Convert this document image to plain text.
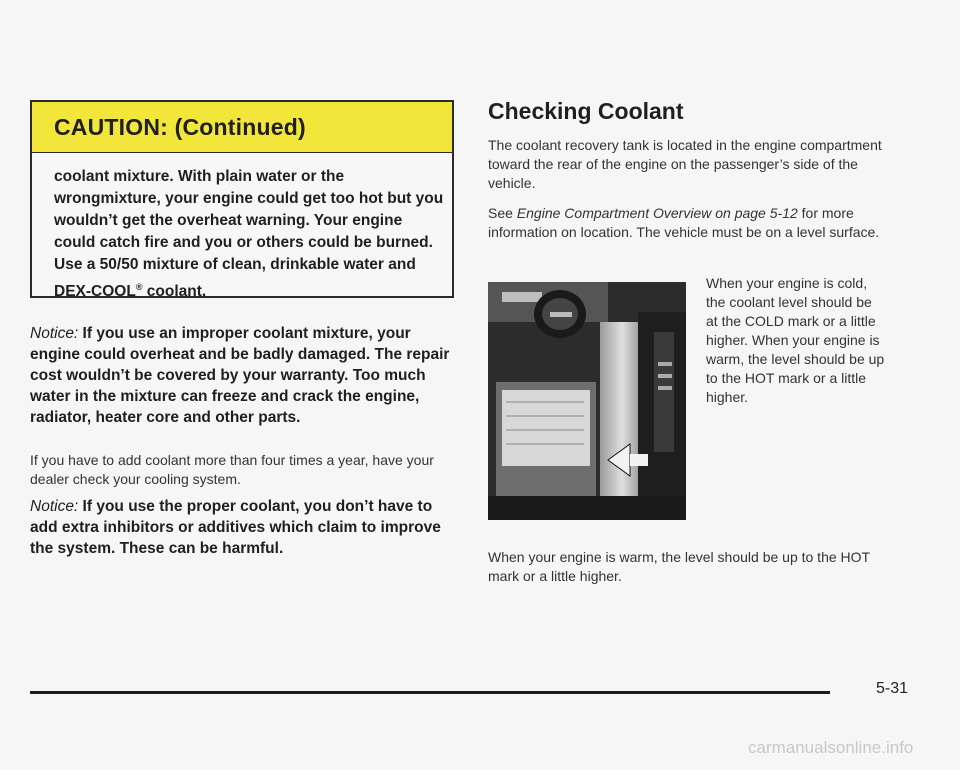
CAUTION: (Continued)
coolant mixture. With plain water or the wrongmixture, your engine could get too hot but you wouldn’t get the overheat warning. Your engine could catch fire and you or others could be burned. Use a 50/50 mixture of clean, drinkable water and DEX-COOL® coolant.
Notice: If you use an improper coolant mixture, your engine could overheat and be badly damaged. The repair cost wouldn’t be covered by your warranty. Too much water in the mixture can freeze and crack the engine, radiator, heater core and other parts.
If you have to add coolant more than four times a year, have your dealer check your cooling system.
Notice: If you use the proper coolant, you don’t have to add extra inhibitors or additives which claim to improve the system. These can be harmful.
Checking Coolant
The coolant recovery tank is located in the engine compartment toward the rear of the engine on the passenger’s side of the vehicle.
See Engine Compartment Overview on page 5-12 for more information on location. The vehicle must be on a level surface.
When your engine is cold, the coolant level should be at the COLD mark or a little higher. When your engine is warm, the level should be up to the HOT mark or a little higher.
When your engine is warm, the level should be up to the HOT mark or a little higher.
5-31
carmanualsonline.info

#### [YOUR OBJECTIVE]
Using the listing, collect all lines in which the string "mark" is found.

#### [EXERCISE OUTPUT]
When your engine is cold, the coolant level should be at the COLD mark or a little higher. When your engine is warm, the level should be up to the HOT mark or a little higher.
When your engine is warm, the level should be up to the HOT mark or a little higher.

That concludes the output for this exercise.